[WRITTEN INSTRUCTION]:
Restate the material word for word and leave out anything that is a picture.

-- BEGIN EXTRACTED DATA --

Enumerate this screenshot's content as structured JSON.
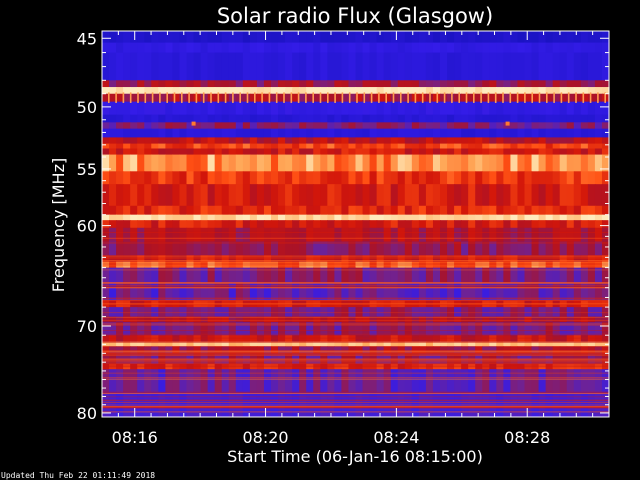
{
  "page": {
    "background": "#000000",
    "updated_text": "Updated Thu Feb 22 01:11:49 2018"
  },
  "chart_data": {
    "type": "heatmap",
    "title": "Solar radio Flux (Glasgow)",
    "xlabel": "Start Time (06-Jan-16 08:15:00)",
    "ylabel": "Frequency [MHz]",
    "x_unit": "minutes",
    "xlim": [
      15.0,
      30.5
    ],
    "ylim": [
      44.5,
      80.5
    ],
    "y_scale": "log",
    "x_ticks": [
      {
        "value": 16,
        "label": "08:16"
      },
      {
        "value": 20,
        "label": "08:20"
      },
      {
        "value": 24,
        "label": "08:24"
      },
      {
        "value": 28,
        "label": "08:28"
      }
    ],
    "y_ticks": [
      {
        "value": 45,
        "label": "45"
      },
      {
        "value": 50,
        "label": "50"
      },
      {
        "value": 55,
        "label": "55"
      },
      {
        "value": 60,
        "label": "60"
      },
      {
        "value": 70,
        "label": "70"
      },
      {
        "value": 80,
        "label": "80"
      }
    ],
    "y_minor_ticks": [
      46,
      47,
      48,
      49,
      51,
      52,
      53,
      54,
      56,
      57,
      58,
      59,
      61,
      62,
      63,
      64,
      65,
      66,
      67,
      68,
      69,
      71,
      72,
      73,
      74,
      75,
      76,
      77,
      78,
      79
    ],
    "x_minor_ticks": [
      15.5,
      16.5,
      17,
      17.5,
      18,
      18.5,
      19,
      19.5,
      20.5,
      21,
      21.5,
      22,
      22.5,
      23,
      23.5,
      24.5,
      25,
      25.5,
      26,
      26.5,
      27,
      27.5,
      28.5,
      29,
      29.5,
      30
    ],
    "colors": {
      "low": "#2a1dd8",
      "mid_low": "#6a2a9a",
      "mid": "#c81a0e",
      "high": "#ff5a1a",
      "peak": "#ffe6a8",
      "axis": "#ffffff"
    },
    "bands": [
      {
        "from": 44.5,
        "to": 45.3,
        "level": 0.05
      },
      {
        "from": 45.3,
        "to": 46.0,
        "level": 0.15
      },
      {
        "from": 46.0,
        "to": 48.0,
        "level": 0.12
      },
      {
        "from": 48.0,
        "to": 48.5,
        "level": 0.45
      },
      {
        "from": 48.5,
        "to": 49.0,
        "level": 1.0
      },
      {
        "from": 49.0,
        "to": 49.6,
        "level": 0.5
      },
      {
        "from": 49.6,
        "to": 50.6,
        "level": 0.16
      },
      {
        "from": 50.6,
        "to": 51.2,
        "level": 0.1
      },
      {
        "from": 51.2,
        "to": 51.7,
        "level": 0.35
      },
      {
        "from": 51.7,
        "to": 52.4,
        "level": 0.12
      },
      {
        "from": 52.4,
        "to": 52.9,
        "level": 0.55
      },
      {
        "from": 52.9,
        "to": 53.3,
        "level": 0.75
      },
      {
        "from": 53.3,
        "to": 53.8,
        "level": 0.6
      },
      {
        "from": 53.8,
        "to": 55.2,
        "level": 0.88
      },
      {
        "from": 55.2,
        "to": 56.3,
        "level": 0.72
      },
      {
        "from": 56.3,
        "to": 58.2,
        "level": 0.62
      },
      {
        "from": 58.2,
        "to": 59.0,
        "level": 0.68
      },
      {
        "from": 59.0,
        "to": 59.5,
        "level": 0.98
      },
      {
        "from": 59.5,
        "to": 60.2,
        "level": 0.62
      },
      {
        "from": 60.2,
        "to": 61.5,
        "level": 0.5
      },
      {
        "from": 61.5,
        "to": 62.8,
        "level": 0.42
      },
      {
        "from": 62.8,
        "to": 63.4,
        "level": 0.6
      },
      {
        "from": 63.4,
        "to": 64.0,
        "level": 0.82
      },
      {
        "from": 64.0,
        "to": 65.5,
        "level": 0.36
      },
      {
        "from": 65.5,
        "to": 67.3,
        "level": 0.3
      },
      {
        "from": 67.3,
        "to": 68.0,
        "level": 0.62
      },
      {
        "from": 68.0,
        "to": 69.0,
        "level": 0.36
      },
      {
        "from": 69.0,
        "to": 69.6,
        "level": 0.52
      },
      {
        "from": 69.6,
        "to": 71.0,
        "level": 0.36
      },
      {
        "from": 71.0,
        "to": 71.7,
        "level": 0.58
      },
      {
        "from": 71.7,
        "to": 72.2,
        "level": 0.95
      },
      {
        "from": 72.2,
        "to": 73.0,
        "level": 0.46
      },
      {
        "from": 73.0,
        "to": 74.2,
        "level": 0.38
      },
      {
        "from": 74.2,
        "to": 74.8,
        "level": 0.66
      },
      {
        "from": 74.8,
        "to": 77.5,
        "level": 0.3
      },
      {
        "from": 77.5,
        "to": 80.5,
        "level": 0.22
      }
    ]
  }
}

-- END EXTRACTED DATA --

[TASK SOLUTION]:
Enumerate this screenshot's content as structured JSON.
{
  "page": {
    "background": "#000000",
    "updated_text": "Updated Thu Feb 22 01:11:49 2018"
  },
  "chart_data": {
    "type": "heatmap",
    "title": "Solar radio Flux (Glasgow)",
    "xlabel": "Start Time (06-Jan-16 08:15:00)",
    "ylabel": "Frequency [MHz]",
    "x_unit": "minutes",
    "xlim": [
      15.0,
      30.5
    ],
    "ylim": [
      44.5,
      80.5
    ],
    "y_scale": "log",
    "x_ticks": [
      {
        "value": 16,
        "label": "08:16"
      },
      {
        "value": 20,
        "label": "08:20"
      },
      {
        "value": 24,
        "label": "08:24"
      },
      {
        "value": 28,
        "label": "08:28"
      }
    ],
    "y_ticks": [
      {
        "value": 45,
        "label": "45"
      },
      {
        "value": 50,
        "label": "50"
      },
      {
        "value": 55,
        "label": "55"
      },
      {
        "value": 60,
        "label": "60"
      },
      {
        "value": 70,
        "label": "70"
      },
      {
        "value": 80,
        "label": "80"
      }
    ],
    "y_minor_ticks": [
      46,
      47,
      48,
      49,
      51,
      52,
      53,
      54,
      56,
      57,
      58,
      59,
      61,
      62,
      63,
      64,
      65,
      66,
      67,
      68,
      69,
      71,
      72,
      73,
      74,
      75,
      76,
      77,
      78,
      79
    ],
    "x_minor_ticks": [
      15.5,
      16.5,
      17,
      17.5,
      18,
      18.5,
      19,
      19.5,
      20.5,
      21,
      21.5,
      22,
      22.5,
      23,
      23.5,
      24.5,
      25,
      25.5,
      26,
      26.5,
      27,
      27.5,
      28.5,
      29,
      29.5,
      30
    ],
    "colors": {
      "low": "#2a1dd8",
      "mid_low": "#6a2a9a",
      "mid": "#c81a0e",
      "high": "#ff5a1a",
      "peak": "#ffe6a8",
      "axis": "#ffffff"
    },
    "bands": [
      {
        "from": 44.5,
        "to": 45.3,
        "level": 0.05
      },
      {
        "from": 45.3,
        "to": 46.0,
        "level": 0.15
      },
      {
        "from": 46.0,
        "to": 48.0,
        "level": 0.12
      },
      {
        "from": 48.0,
        "to": 48.5,
        "level": 0.45
      },
      {
        "from": 48.5,
        "to": 49.0,
        "level": 1.0
      },
      {
        "from": 49.0,
        "to": 49.6,
        "level": 0.5
      },
      {
        "from": 49.6,
        "to": 50.6,
        "level": 0.16
      },
      {
        "from": 50.6,
        "to": 51.2,
        "level": 0.1
      },
      {
        "from": 51.2,
        "to": 51.7,
        "level": 0.35
      },
      {
        "from": 51.7,
        "to": 52.4,
        "level": 0.12
      },
      {
        "from": 52.4,
        "to": 52.9,
        "level": 0.55
      },
      {
        "from": 52.9,
        "to": 53.3,
        "level": 0.75
      },
      {
        "from": 53.3,
        "to": 53.8,
        "level": 0.6
      },
      {
        "from": 53.8,
        "to": 55.2,
        "level": 0.88
      },
      {
        "from": 55.2,
        "to": 56.3,
        "level": 0.72
      },
      {
        "from": 56.3,
        "to": 58.2,
        "level": 0.62
      },
      {
        "from": 58.2,
        "to": 59.0,
        "level": 0.68
      },
      {
        "from": 59.0,
        "to": 59.5,
        "level": 0.98
      },
      {
        "from": 59.5,
        "to": 60.2,
        "level": 0.62
      },
      {
        "from": 60.2,
        "to": 61.5,
        "level": 0.5
      },
      {
        "from": 61.5,
        "to": 62.8,
        "level": 0.42
      },
      {
        "from": 62.8,
        "to": 63.4,
        "level": 0.6
      },
      {
        "from": 63.4,
        "to": 64.0,
        "level": 0.82
      },
      {
        "from": 64.0,
        "to": 65.5,
        "level": 0.36
      },
      {
        "from": 65.5,
        "to": 67.3,
        "level": 0.3
      },
      {
        "from": 67.3,
        "to": 68.0,
        "level": 0.62
      },
      {
        "from": 68.0,
        "to": 69.0,
        "level": 0.36
      },
      {
        "from": 69.0,
        "to": 69.6,
        "level": 0.52
      },
      {
        "from": 69.6,
        "to": 71.0,
        "level": 0.36
      },
      {
        "from": 71.0,
        "to": 71.7,
        "level": 0.58
      },
      {
        "from": 71.7,
        "to": 72.2,
        "level": 0.95
      },
      {
        "from": 72.2,
        "to": 73.0,
        "level": 0.46
      },
      {
        "from": 73.0,
        "to": 74.2,
        "level": 0.38
      },
      {
        "from": 74.2,
        "to": 74.8,
        "level": 0.66
      },
      {
        "from": 74.8,
        "to": 77.5,
        "level": 0.3
      },
      {
        "from": 77.5,
        "to": 80.5,
        "level": 0.22
      }
    ]
  }
}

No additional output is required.